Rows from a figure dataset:
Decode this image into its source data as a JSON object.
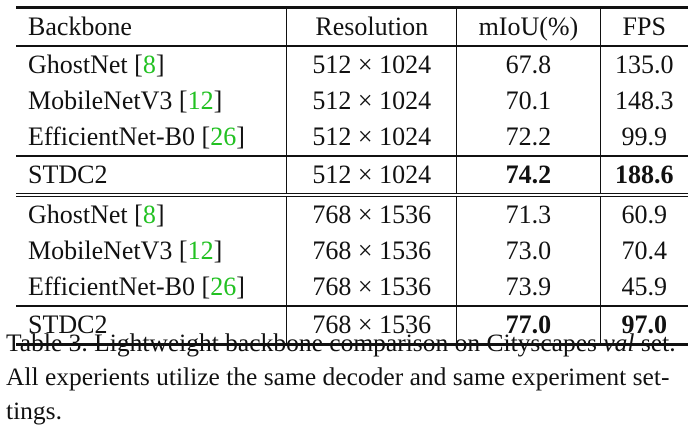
{
  "table": {
    "headers": [
      "Backbone",
      "Resolution",
      "mIoU(%)",
      "FPS"
    ],
    "groups": [
      {
        "rows": [
          {
            "backbone": "GhostNet",
            "cite": "8",
            "resolution": "512 × 1024",
            "miou": "67.8",
            "fps": "135.0",
            "bold_miou": false,
            "bold_fps": false
          },
          {
            "backbone": "MobileNetV3",
            "cite": "12",
            "resolution": "512 × 1024",
            "miou": "70.1",
            "fps": "148.3",
            "bold_miou": false,
            "bold_fps": false
          },
          {
            "backbone": "EfficientNet-B0",
            "cite": "26",
            "resolution": "512 × 1024",
            "miou": "72.2",
            "fps": "99.9",
            "bold_miou": false,
            "bold_fps": false
          }
        ],
        "highlight": {
          "backbone": "STDC2",
          "resolution": "512 × 1024",
          "miou": "74.2",
          "fps": "188.6",
          "bold_miou": true,
          "bold_fps": true
        }
      },
      {
        "rows": [
          {
            "backbone": "GhostNet",
            "cite": "8",
            "resolution": "768 × 1536",
            "miou": "71.3",
            "fps": "60.9",
            "bold_miou": false,
            "bold_fps": false
          },
          {
            "backbone": "MobileNetV3",
            "cite": "12",
            "resolution": "768 × 1536",
            "miou": "73.0",
            "fps": "70.4",
            "bold_miou": false,
            "bold_fps": false
          },
          {
            "backbone": "EfficientNet-B0",
            "cite": "26",
            "resolution": "768 × 1536",
            "miou": "73.9",
            "fps": "45.9",
            "bold_miou": false,
            "bold_fps": false
          }
        ],
        "highlight": {
          "backbone": "STDC2",
          "resolution": "768 × 1536",
          "miou": "77.0",
          "fps": "97.0",
          "bold_miou": true,
          "bold_fps": true
        }
      }
    ],
    "citation_color": "#22c122"
  },
  "caption": {
    "label": "Table 3.",
    "text_before_italic": "Lightweight backbone comparison on Cityscapes",
    "italic": "val",
    "text_after_italic": "set.",
    "line2": "All experients utilize the same decoder and same experiment set-",
    "line3": "tings."
  }
}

STATED GOAL
Write out each line of the data exactly; the images should be left out.

WRITTEN REPLY
Decode this image into its source data as a JSON object.
{
  "table": {
    "headers": [
      "Backbone",
      "Resolution",
      "mIoU(%)",
      "FPS"
    ],
    "groups": [
      {
        "rows": [
          {
            "backbone": "GhostNet",
            "cite": "8",
            "resolution": "512 × 1024",
            "miou": "67.8",
            "fps": "135.0",
            "bold_miou": false,
            "bold_fps": false
          },
          {
            "backbone": "MobileNetV3",
            "cite": "12",
            "resolution": "512 × 1024",
            "miou": "70.1",
            "fps": "148.3",
            "bold_miou": false,
            "bold_fps": false
          },
          {
            "backbone": "EfficientNet-B0",
            "cite": "26",
            "resolution": "512 × 1024",
            "miou": "72.2",
            "fps": "99.9",
            "bold_miou": false,
            "bold_fps": false
          }
        ],
        "highlight": {
          "backbone": "STDC2",
          "resolution": "512 × 1024",
          "miou": "74.2",
          "fps": "188.6",
          "bold_miou": true,
          "bold_fps": true
        }
      },
      {
        "rows": [
          {
            "backbone": "GhostNet",
            "cite": "8",
            "resolution": "768 × 1536",
            "miou": "71.3",
            "fps": "60.9",
            "bold_miou": false,
            "bold_fps": false
          },
          {
            "backbone": "MobileNetV3",
            "cite": "12",
            "resolution": "768 × 1536",
            "miou": "73.0",
            "fps": "70.4",
            "bold_miou": false,
            "bold_fps": false
          },
          {
            "backbone": "EfficientNet-B0",
            "cite": "26",
            "resolution": "768 × 1536",
            "miou": "73.9",
            "fps": "45.9",
            "bold_miou": false,
            "bold_fps": false
          }
        ],
        "highlight": {
          "backbone": "STDC2",
          "resolution": "768 × 1536",
          "miou": "77.0",
          "fps": "97.0",
          "bold_miou": true,
          "bold_fps": true
        }
      }
    ],
    "citation_color": "#22c122"
  },
  "caption": {
    "label": "Table 3.",
    "text_before_italic": "Lightweight backbone comparison on Cityscapes",
    "italic": "val",
    "text_after_italic": "set.",
    "line2": "All experients utilize the same decoder and same experiment set-",
    "line3": "tings."
  }
}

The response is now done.